Task input:
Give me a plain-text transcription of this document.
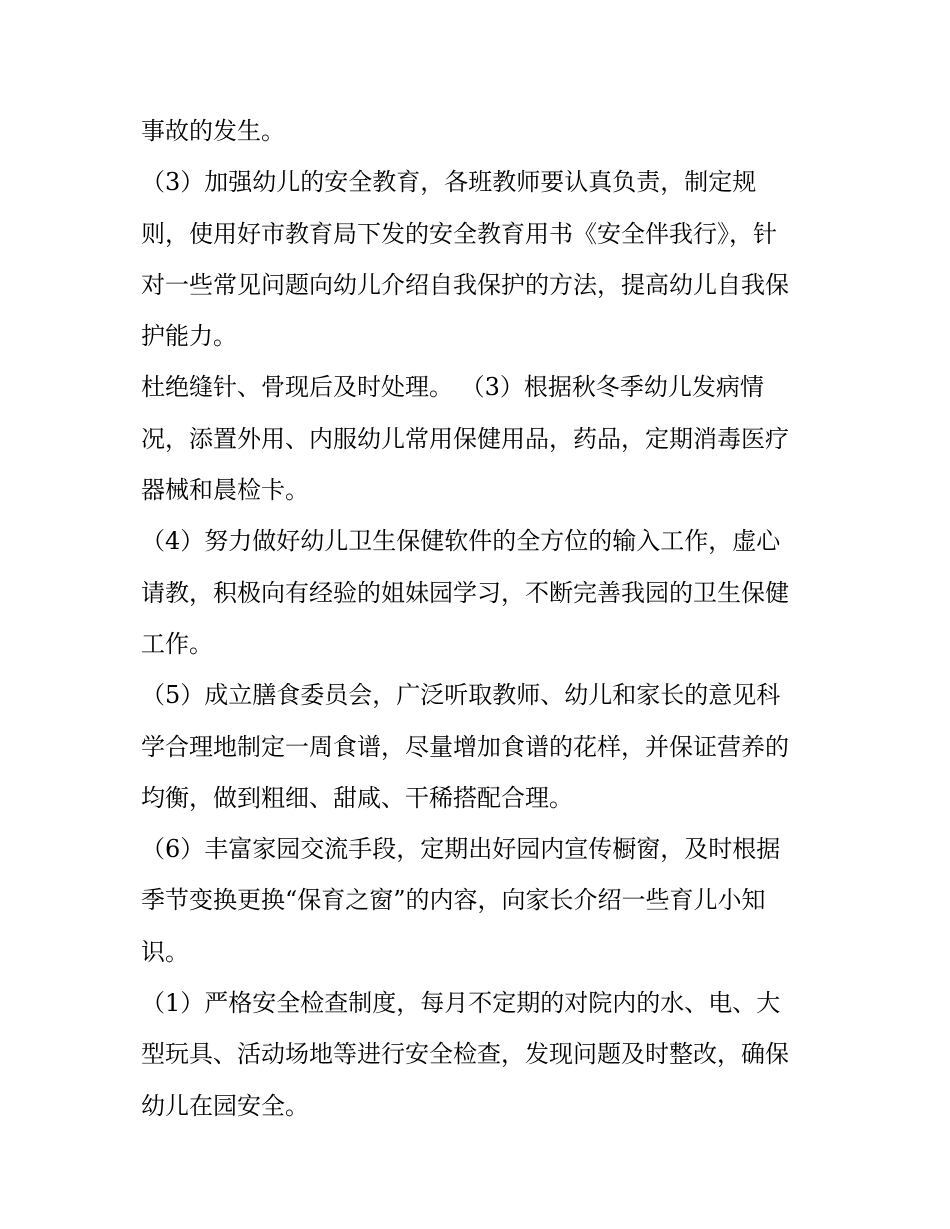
事故的发生。
（3）加强幼儿的安全教育，各班教师要认真负责，制定规
则，使用好市教育局下发的安全教育用书《安全伴我行》，针
对一些常见问题向幼儿介绍自我保护的方法，提高幼儿自我保
护能力。
杜绝缝针、骨现后及时处理。 （3）根据秋冬季幼儿发病情
况，添置外用、内服幼儿常用保健用品，药品，定期消毒医疗
器械和晨检卡。
（4）努力做好幼儿卫生保健软件的全方位的输入工作，虚心
请教，积极向有经验的姐妹园学习，不断完善我园的卫生保健
工作。
（5）成立膳食委员会，广泛听取教师、幼儿和家长的意见科
学合理地制定一周食谱，尽量增加食谱的花样，并保证营养的
均衡，做到粗细、甜咸、干稀搭配合理。
（6）丰富家园交流手段，定期出好园内宣传橱窗，及时根据
季节变换更换“保育之窗”的内容，向家长介绍一些育儿小知
识。
（1）严格安全检查制度，每月不定期的对院内的水、电、大
型玩具、活动场地等进行安全检查，发现问题及时整改，确保
幼儿在园安全。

Problem to solve:
Without the pictures, repeat all the records word for word.

Task response:
Give me a plain-text transcription of this document.
事故的发生。
（3）加强幼儿的安全教育，各班教师要认真负责，制定规
则，使用好市教育局下发的安全教育用书《安全伴我行》，针
对一些常见问题向幼儿介绍自我保护的方法，提高幼儿自我保
护能力。
杜绝缝针、骨现后及时处理。 （3）根据秋冬季幼儿发病情
况，添置外用、内服幼儿常用保健用品，药品，定期消毒医疗
器械和晨检卡。
（4）努力做好幼儿卫生保健软件的全方位的输入工作，虚心
请教，积极向有经验的姐妹园学习，不断完善我园的卫生保健
工作。
（5）成立膳食委员会，广泛听取教师、幼儿和家长的意见科
学合理地制定一周食谱，尽量增加食谱的花样，并保证营养的
均衡，做到粗细、甜咸、干稀搭配合理。
（6）丰富家园交流手段，定期出好园内宣传橱窗，及时根据
季节变换更换“保育之窗”的内容，向家长介绍一些育儿小知
识。
（1）严格安全检查制度，每月不定期的对院内的水、电、大
型玩具、活动场地等进行安全检查，发现问题及时整改，确保
幼儿在园安全。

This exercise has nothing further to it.